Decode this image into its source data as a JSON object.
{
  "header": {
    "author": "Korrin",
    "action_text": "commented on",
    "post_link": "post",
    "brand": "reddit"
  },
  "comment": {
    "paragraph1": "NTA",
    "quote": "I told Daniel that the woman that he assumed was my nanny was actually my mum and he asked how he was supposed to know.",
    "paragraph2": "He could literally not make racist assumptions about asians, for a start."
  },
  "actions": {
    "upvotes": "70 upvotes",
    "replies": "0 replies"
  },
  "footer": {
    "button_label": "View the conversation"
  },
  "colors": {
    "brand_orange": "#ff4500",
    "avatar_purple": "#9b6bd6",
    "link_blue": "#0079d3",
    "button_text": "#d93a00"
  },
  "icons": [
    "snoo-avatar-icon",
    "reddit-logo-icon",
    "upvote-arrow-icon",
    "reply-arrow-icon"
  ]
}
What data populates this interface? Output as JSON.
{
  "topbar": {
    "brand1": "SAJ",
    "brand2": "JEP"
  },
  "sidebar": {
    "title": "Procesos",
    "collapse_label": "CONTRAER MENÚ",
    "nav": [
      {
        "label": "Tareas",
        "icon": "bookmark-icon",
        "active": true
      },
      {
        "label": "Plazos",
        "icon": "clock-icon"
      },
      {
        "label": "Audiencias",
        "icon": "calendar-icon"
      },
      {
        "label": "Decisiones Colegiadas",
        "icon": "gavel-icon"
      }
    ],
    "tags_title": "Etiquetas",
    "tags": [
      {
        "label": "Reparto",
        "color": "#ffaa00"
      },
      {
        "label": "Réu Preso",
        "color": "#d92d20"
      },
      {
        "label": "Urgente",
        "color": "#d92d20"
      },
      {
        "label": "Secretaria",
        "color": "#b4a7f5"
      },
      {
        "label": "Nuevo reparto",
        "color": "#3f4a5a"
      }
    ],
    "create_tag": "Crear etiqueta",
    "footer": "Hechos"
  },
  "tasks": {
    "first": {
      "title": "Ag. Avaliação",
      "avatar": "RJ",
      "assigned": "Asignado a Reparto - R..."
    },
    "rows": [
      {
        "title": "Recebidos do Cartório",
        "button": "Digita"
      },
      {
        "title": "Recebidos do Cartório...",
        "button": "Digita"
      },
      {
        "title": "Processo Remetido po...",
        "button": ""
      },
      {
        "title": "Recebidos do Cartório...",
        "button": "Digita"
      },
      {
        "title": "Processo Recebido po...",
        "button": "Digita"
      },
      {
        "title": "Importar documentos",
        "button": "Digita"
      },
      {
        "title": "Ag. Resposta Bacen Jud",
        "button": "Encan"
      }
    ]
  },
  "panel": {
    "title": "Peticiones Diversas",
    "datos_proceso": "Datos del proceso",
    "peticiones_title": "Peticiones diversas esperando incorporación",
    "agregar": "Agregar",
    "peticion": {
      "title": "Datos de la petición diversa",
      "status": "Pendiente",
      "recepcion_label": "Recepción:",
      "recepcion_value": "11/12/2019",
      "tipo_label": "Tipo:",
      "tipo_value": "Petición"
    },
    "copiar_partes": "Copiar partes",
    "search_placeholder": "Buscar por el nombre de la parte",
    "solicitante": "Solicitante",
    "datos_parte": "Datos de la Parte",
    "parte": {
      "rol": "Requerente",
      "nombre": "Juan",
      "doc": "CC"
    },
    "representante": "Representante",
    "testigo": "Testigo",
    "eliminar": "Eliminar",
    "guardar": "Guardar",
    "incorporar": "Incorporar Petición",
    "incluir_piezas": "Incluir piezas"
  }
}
****
* _TASK TO COMPLETE_
Say, as a number only, how many lines of the data contain "Processo".

* _WRITTEN RESPONSE_
2